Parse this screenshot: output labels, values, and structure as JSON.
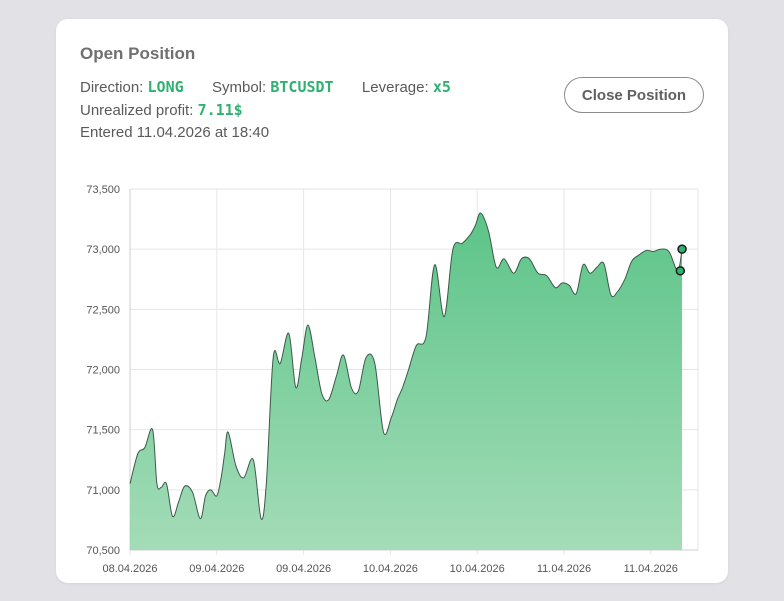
{
  "card": {
    "title": "Open Position",
    "direction_label": "Direction:",
    "direction_value": "LONG",
    "symbol_label": "Symbol:",
    "symbol_value": "BTCUSDT",
    "leverage_label": "Leverage:",
    "leverage_value": "x5",
    "profit_label": "Unrealized profit:",
    "profit_value": "7.11$",
    "entered_text": "Entered 11.04.2026 at 18:40",
    "close_button": "Close Position"
  },
  "colors": {
    "accent": "#2fb170",
    "area_top": "#5cc488",
    "area_bottom": "#a4dcb8"
  },
  "chart_data": {
    "type": "area",
    "ylim": [
      70500,
      73500
    ],
    "yticks": [
      "70,500",
      "71,000",
      "71,500",
      "72,000",
      "72,500",
      "73,000",
      "73,500"
    ],
    "ytick_values": [
      70500,
      71000,
      71500,
      72000,
      72500,
      73000,
      73500
    ],
    "xticks": [
      "08.04.2026",
      "09.04.2026",
      "09.04.2026",
      "10.04.2026",
      "10.04.2026",
      "11.04.2026",
      "11.04.2026"
    ],
    "xlim": [
      0,
      6.4
    ],
    "grid": true,
    "x": [
      0,
      0.09,
      0.17,
      0.26,
      0.31,
      0.36,
      0.42,
      0.49,
      0.56,
      0.63,
      0.72,
      0.81,
      0.87,
      0.93,
      1.0,
      1.05,
      1.09,
      1.13,
      1.22,
      1.31,
      1.42,
      1.51,
      1.57,
      1.65,
      1.73,
      1.83,
      1.91,
      1.98,
      2.05,
      2.13,
      2.21,
      2.29,
      2.38,
      2.46,
      2.55,
      2.63,
      2.72,
      2.82,
      2.92,
      3.01,
      3.08,
      3.14,
      3.21,
      3.3,
      3.41,
      3.51,
      3.62,
      3.72,
      3.83,
      3.92,
      3.98,
      4.04,
      4.13,
      4.22,
      4.31,
      4.42,
      4.51,
      4.6,
      4.7,
      4.8,
      4.9,
      4.98,
      5.06,
      5.14,
      5.22,
      5.3,
      5.38,
      5.46,
      5.54,
      5.62,
      5.7,
      5.78,
      5.86,
      5.95,
      6.03,
      6.11,
      6.21,
      6.31,
      6.36
    ],
    "y": [
      71050,
      71300,
      71350,
      71500,
      71050,
      71020,
      71050,
      70780,
      70900,
      71030,
      70980,
      70760,
      70950,
      71000,
      70950,
      71100,
      71300,
      71480,
      71200,
      71100,
      71250,
      70760,
      71050,
      72100,
      72050,
      72300,
      71850,
      72100,
      72370,
      72100,
      71800,
      71750,
      71950,
      72120,
      71850,
      71820,
      72100,
      72050,
      71480,
      71600,
      71750,
      71850,
      72000,
      72200,
      72270,
      72870,
      72440,
      73000,
      73050,
      73120,
      73200,
      73300,
      73150,
      72850,
      72920,
      72800,
      72920,
      72920,
      72800,
      72780,
      72680,
      72720,
      72700,
      72630,
      72870,
      72800,
      72850,
      72880,
      72620,
      72650,
      72750,
      72900,
      72950,
      72990,
      72980,
      73000,
      72980,
      72820,
      73000
    ],
    "markers": [
      {
        "x": 6.36,
        "y": 73000
      },
      {
        "x": 6.34,
        "y": 72820
      }
    ]
  }
}
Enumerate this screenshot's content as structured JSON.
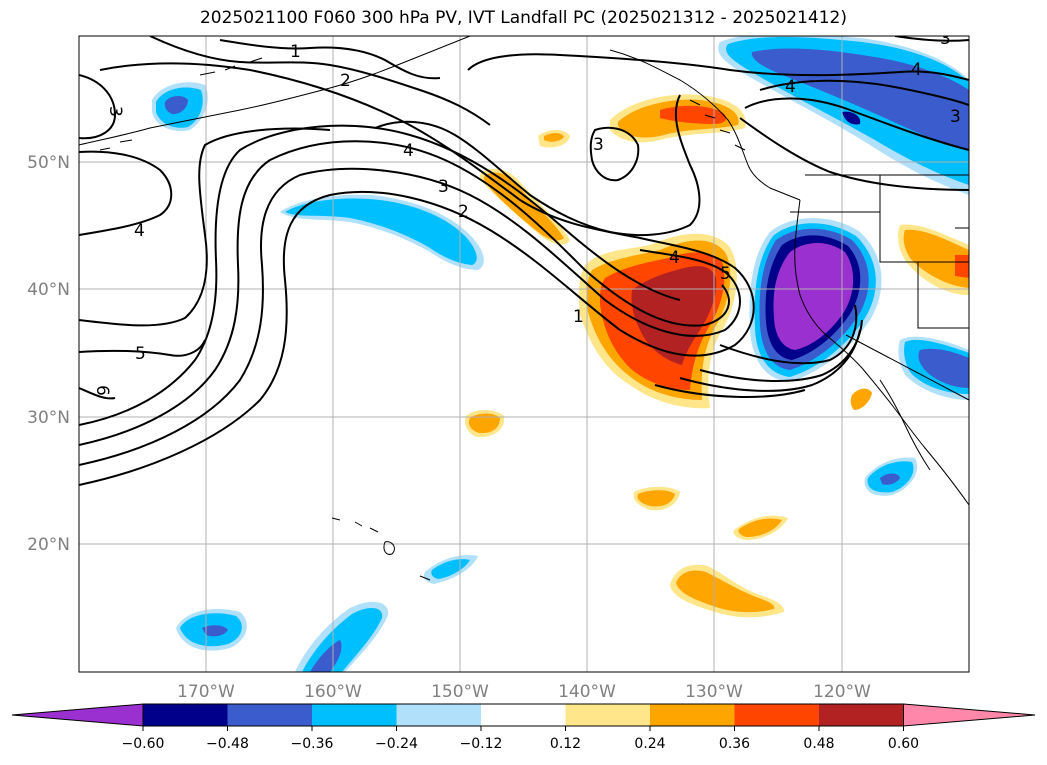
{
  "title": "2025021100 F060 300 hPa PV, IVT Landfall PC (2025021312 - 2025021412)",
  "map": {
    "lat_labels": [
      "50°N",
      "40°N",
      "30°N",
      "20°N"
    ],
    "lon_labels": [
      "170°W",
      "160°W",
      "150°W",
      "140°W",
      "130°W",
      "120°W"
    ],
    "pv_contour_labels": [
      "1",
      "2",
      "3",
      "4",
      "3",
      "4",
      "4",
      "3",
      "2",
      "1",
      "4",
      "5",
      "5",
      "6",
      "4",
      "3",
      "3"
    ]
  },
  "colorbar": {
    "ticks": [
      "−0.60",
      "−0.48",
      "−0.36",
      "−0.24",
      "−0.12",
      "0.12",
      "0.24",
      "0.36",
      "0.48",
      "0.60"
    ],
    "colors": [
      "#9b30d0",
      "#00008b",
      "#3a5ccc",
      "#00bfff",
      "#b0e0fa",
      "#ffffff",
      "#ffe68a",
      "#ffa500",
      "#ff4500",
      "#b22222",
      "#ff88aa"
    ]
  }
}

# # # # #

**What is being asked**. In the entries above, find each line with the word "JSON" and show it.

**Solution to the problem**.
Parse this screenshot: output labels, values, and structure as JSON.
Enumerate this screenshot's content as structured JSON.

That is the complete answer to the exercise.